● **Work to complete**:
Below is a block of data; give all of it again word for word.

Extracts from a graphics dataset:
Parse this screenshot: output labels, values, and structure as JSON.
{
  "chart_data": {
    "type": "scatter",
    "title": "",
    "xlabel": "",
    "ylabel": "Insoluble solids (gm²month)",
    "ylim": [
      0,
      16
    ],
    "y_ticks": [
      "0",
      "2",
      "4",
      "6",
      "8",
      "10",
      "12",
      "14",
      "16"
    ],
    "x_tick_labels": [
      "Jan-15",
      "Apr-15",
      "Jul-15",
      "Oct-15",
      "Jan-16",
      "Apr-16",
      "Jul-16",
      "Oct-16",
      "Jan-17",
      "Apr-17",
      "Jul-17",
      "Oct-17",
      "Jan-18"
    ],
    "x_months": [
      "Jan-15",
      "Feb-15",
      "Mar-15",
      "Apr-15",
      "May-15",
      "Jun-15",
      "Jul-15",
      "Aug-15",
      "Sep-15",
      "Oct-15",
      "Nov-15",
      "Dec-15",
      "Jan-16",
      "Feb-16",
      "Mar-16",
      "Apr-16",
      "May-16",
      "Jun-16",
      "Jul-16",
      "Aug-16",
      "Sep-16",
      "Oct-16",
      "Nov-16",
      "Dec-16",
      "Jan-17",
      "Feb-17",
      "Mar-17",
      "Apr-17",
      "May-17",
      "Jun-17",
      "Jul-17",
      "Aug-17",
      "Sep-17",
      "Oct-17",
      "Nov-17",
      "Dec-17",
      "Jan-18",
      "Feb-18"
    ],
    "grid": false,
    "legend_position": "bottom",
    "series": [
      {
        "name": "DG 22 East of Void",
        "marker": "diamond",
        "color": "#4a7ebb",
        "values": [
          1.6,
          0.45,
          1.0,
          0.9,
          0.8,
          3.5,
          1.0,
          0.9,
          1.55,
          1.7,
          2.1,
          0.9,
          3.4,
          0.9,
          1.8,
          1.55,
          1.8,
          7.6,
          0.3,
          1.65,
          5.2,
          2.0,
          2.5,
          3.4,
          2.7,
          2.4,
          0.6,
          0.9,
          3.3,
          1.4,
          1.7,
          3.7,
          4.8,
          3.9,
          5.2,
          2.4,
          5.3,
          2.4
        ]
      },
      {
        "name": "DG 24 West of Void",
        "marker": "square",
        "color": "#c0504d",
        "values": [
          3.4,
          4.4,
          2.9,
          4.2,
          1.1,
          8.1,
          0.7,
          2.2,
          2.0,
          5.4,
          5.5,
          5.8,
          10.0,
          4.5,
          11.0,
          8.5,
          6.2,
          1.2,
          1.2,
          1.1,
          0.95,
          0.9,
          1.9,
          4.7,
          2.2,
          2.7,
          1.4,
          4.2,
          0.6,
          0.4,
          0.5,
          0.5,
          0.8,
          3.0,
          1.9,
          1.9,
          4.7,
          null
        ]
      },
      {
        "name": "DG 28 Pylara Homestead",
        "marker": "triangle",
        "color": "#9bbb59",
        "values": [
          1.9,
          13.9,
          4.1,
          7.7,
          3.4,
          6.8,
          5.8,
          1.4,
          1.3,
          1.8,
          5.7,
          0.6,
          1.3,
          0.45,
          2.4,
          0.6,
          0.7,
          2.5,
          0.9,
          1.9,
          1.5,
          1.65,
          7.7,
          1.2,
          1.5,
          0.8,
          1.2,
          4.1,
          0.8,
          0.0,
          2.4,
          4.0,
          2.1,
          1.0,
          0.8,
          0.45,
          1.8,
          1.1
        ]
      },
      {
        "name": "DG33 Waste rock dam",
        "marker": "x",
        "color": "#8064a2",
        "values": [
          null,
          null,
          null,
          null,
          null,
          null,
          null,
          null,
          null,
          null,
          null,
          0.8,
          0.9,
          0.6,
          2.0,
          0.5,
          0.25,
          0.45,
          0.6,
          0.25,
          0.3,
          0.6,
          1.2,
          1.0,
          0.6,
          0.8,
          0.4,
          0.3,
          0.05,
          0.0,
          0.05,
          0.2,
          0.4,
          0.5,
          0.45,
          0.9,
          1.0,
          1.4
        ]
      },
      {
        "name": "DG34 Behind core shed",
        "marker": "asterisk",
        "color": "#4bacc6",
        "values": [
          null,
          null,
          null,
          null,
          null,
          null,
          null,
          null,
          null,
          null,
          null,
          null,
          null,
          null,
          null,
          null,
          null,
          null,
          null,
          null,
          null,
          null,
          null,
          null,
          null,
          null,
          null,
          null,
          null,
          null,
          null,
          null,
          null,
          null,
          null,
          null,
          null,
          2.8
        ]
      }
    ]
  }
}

● **Task response**:
Parse this screenshot: output labels, values, and structure as JSON.
{
  "chart_data": {
    "type": "scatter",
    "title": "",
    "xlabel": "",
    "ylabel": "Insoluble solids (gm²month)",
    "ylim": [
      0,
      16
    ],
    "y_ticks": [
      "0",
      "2",
      "4",
      "6",
      "8",
      "10",
      "12",
      "14",
      "16"
    ],
    "x_tick_labels": [
      "Jan-15",
      "Apr-15",
      "Jul-15",
      "Oct-15",
      "Jan-16",
      "Apr-16",
      "Jul-16",
      "Oct-16",
      "Jan-17",
      "Apr-17",
      "Jul-17",
      "Oct-17",
      "Jan-18"
    ],
    "x_months": [
      "Jan-15",
      "Feb-15",
      "Mar-15",
      "Apr-15",
      "May-15",
      "Jun-15",
      "Jul-15",
      "Aug-15",
      "Sep-15",
      "Oct-15",
      "Nov-15",
      "Dec-15",
      "Jan-16",
      "Feb-16",
      "Mar-16",
      "Apr-16",
      "May-16",
      "Jun-16",
      "Jul-16",
      "Aug-16",
      "Sep-16",
      "Oct-16",
      "Nov-16",
      "Dec-16",
      "Jan-17",
      "Feb-17",
      "Mar-17",
      "Apr-17",
      "May-17",
      "Jun-17",
      "Jul-17",
      "Aug-17",
      "Sep-17",
      "Oct-17",
      "Nov-17",
      "Dec-17",
      "Jan-18",
      "Feb-18"
    ],
    "grid": false,
    "legend_position": "bottom",
    "series": [
      {
        "name": "DG 22 East of Void",
        "marker": "diamond",
        "color": "#4a7ebb",
        "values": [
          1.6,
          0.45,
          1.0,
          0.9,
          0.8,
          3.5,
          1.0,
          0.9,
          1.55,
          1.7,
          2.1,
          0.9,
          3.4,
          0.9,
          1.8,
          1.55,
          1.8,
          7.6,
          0.3,
          1.65,
          5.2,
          2.0,
          2.5,
          3.4,
          2.7,
          2.4,
          0.6,
          0.9,
          3.3,
          1.4,
          1.7,
          3.7,
          4.8,
          3.9,
          5.2,
          2.4,
          5.3,
          2.4
        ]
      },
      {
        "name": "DG 24 West of Void",
        "marker": "square",
        "color": "#c0504d",
        "values": [
          3.4,
          4.4,
          2.9,
          4.2,
          1.1,
          8.1,
          0.7,
          2.2,
          2.0,
          5.4,
          5.5,
          5.8,
          10.0,
          4.5,
          11.0,
          8.5,
          6.2,
          1.2,
          1.2,
          1.1,
          0.95,
          0.9,
          1.9,
          4.7,
          2.2,
          2.7,
          1.4,
          4.2,
          0.6,
          0.4,
          0.5,
          0.5,
          0.8,
          3.0,
          1.9,
          1.9,
          4.7,
          null
        ]
      },
      {
        "name": "DG 28 Pylara Homestead",
        "marker": "triangle",
        "color": "#9bbb59",
        "values": [
          1.9,
          13.9,
          4.1,
          7.7,
          3.4,
          6.8,
          5.8,
          1.4,
          1.3,
          1.8,
          5.7,
          0.6,
          1.3,
          0.45,
          2.4,
          0.6,
          0.7,
          2.5,
          0.9,
          1.9,
          1.5,
          1.65,
          7.7,
          1.2,
          1.5,
          0.8,
          1.2,
          4.1,
          0.8,
          0.0,
          2.4,
          4.0,
          2.1,
          1.0,
          0.8,
          0.45,
          1.8,
          1.1
        ]
      },
      {
        "name": "DG33 Waste rock dam",
        "marker": "x",
        "color": "#8064a2",
        "values": [
          null,
          null,
          null,
          null,
          null,
          null,
          null,
          null,
          null,
          null,
          null,
          0.8,
          0.9,
          0.6,
          2.0,
          0.5,
          0.25,
          0.45,
          0.6,
          0.25,
          0.3,
          0.6,
          1.2,
          1.0,
          0.6,
          0.8,
          0.4,
          0.3,
          0.05,
          0.0,
          0.05,
          0.2,
          0.4,
          0.5,
          0.45,
          0.9,
          1.0,
          1.4
        ]
      },
      {
        "name": "DG34 Behind core shed",
        "marker": "asterisk",
        "color": "#4bacc6",
        "values": [
          null,
          null,
          null,
          null,
          null,
          null,
          null,
          null,
          null,
          null,
          null,
          null,
          null,
          null,
          null,
          null,
          null,
          null,
          null,
          null,
          null,
          null,
          null,
          null,
          null,
          null,
          null,
          null,
          null,
          null,
          null,
          null,
          null,
          null,
          null,
          null,
          null,
          2.8
        ]
      }
    ]
  }
}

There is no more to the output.